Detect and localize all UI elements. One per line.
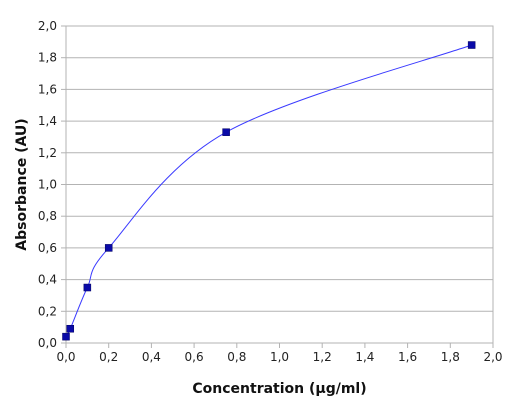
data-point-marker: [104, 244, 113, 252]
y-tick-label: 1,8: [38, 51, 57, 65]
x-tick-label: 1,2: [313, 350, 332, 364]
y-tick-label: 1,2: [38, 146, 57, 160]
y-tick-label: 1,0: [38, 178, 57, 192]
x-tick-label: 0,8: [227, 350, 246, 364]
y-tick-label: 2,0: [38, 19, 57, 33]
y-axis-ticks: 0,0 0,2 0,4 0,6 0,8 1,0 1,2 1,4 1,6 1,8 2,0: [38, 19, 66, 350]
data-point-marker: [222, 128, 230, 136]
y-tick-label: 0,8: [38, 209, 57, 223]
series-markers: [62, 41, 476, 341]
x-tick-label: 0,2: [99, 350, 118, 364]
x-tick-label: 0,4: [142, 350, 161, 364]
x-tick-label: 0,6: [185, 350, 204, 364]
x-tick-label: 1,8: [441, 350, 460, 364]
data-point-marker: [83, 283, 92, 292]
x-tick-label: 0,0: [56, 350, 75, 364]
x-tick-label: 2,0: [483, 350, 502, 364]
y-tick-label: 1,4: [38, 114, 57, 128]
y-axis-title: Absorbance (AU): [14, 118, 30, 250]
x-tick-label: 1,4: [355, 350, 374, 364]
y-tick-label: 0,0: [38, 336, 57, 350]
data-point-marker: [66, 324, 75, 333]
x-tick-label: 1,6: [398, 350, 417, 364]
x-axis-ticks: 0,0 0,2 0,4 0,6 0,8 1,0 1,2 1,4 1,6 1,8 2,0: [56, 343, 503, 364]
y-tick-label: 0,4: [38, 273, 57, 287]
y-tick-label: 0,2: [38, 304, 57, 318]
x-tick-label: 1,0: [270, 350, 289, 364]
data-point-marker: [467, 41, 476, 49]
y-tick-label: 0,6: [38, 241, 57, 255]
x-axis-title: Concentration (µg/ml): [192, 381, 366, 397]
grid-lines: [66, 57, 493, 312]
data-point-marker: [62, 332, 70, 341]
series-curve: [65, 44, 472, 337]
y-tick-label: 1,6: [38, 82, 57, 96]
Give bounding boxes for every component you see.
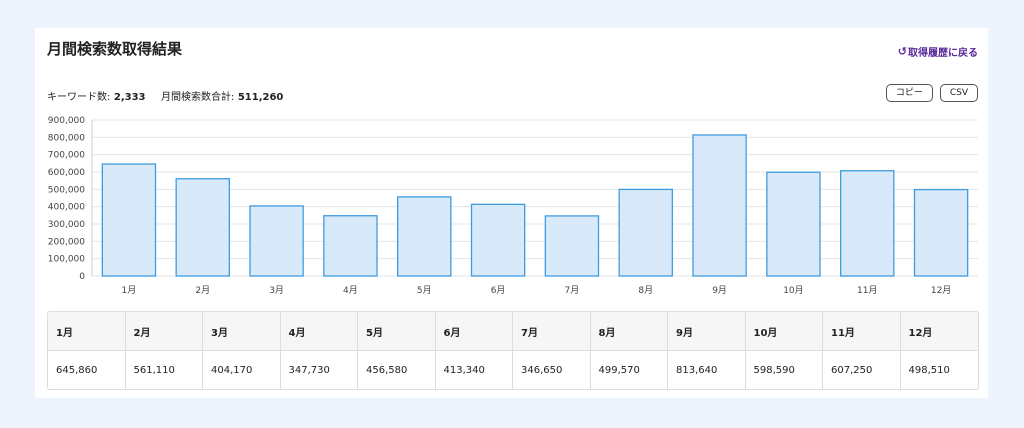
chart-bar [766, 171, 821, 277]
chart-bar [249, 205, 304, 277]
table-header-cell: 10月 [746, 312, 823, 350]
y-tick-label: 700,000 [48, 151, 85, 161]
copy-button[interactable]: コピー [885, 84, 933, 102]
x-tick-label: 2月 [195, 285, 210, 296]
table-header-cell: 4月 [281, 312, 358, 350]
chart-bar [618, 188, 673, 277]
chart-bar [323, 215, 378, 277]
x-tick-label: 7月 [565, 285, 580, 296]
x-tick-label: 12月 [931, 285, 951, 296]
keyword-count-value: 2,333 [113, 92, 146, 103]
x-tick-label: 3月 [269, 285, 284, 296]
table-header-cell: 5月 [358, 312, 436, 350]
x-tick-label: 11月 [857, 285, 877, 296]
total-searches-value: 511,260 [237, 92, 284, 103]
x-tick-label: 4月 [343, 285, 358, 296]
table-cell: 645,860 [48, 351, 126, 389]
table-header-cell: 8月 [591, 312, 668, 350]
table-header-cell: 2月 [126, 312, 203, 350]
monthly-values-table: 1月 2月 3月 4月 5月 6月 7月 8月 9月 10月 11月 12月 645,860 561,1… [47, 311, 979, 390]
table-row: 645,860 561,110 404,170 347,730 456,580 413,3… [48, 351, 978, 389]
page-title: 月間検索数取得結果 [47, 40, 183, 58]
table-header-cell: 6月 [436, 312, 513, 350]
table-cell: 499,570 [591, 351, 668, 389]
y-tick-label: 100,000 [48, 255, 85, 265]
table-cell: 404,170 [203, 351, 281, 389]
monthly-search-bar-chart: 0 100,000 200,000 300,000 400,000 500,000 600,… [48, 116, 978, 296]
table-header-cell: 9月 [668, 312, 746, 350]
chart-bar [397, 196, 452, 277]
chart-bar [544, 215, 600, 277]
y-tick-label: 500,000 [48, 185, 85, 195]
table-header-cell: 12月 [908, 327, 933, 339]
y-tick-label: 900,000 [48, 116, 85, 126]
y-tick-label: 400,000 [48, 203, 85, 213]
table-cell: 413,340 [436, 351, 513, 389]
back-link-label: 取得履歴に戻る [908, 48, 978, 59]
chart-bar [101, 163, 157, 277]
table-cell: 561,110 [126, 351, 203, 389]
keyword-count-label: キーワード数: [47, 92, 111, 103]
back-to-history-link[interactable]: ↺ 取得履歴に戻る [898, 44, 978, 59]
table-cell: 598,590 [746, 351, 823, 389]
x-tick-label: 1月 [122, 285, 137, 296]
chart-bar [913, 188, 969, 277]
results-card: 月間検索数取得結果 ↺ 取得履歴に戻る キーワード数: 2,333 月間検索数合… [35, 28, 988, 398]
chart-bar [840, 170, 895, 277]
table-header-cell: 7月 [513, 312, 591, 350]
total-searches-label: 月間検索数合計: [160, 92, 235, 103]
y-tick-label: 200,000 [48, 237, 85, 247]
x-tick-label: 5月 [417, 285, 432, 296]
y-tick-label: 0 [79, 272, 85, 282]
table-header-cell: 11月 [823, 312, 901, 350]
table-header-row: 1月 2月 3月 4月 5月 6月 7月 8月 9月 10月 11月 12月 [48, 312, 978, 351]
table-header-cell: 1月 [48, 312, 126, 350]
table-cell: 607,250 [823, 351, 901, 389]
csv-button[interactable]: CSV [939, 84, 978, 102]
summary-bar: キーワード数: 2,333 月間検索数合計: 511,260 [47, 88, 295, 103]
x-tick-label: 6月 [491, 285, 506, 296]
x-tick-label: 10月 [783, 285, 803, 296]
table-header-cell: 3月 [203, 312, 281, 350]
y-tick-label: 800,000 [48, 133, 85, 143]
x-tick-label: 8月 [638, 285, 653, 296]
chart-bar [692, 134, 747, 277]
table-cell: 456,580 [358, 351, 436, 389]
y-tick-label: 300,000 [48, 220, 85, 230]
■ ■ ■
## What to work on
How many lines in the items above contain the string "keyword"? Reply with the number alone.

## The solution
2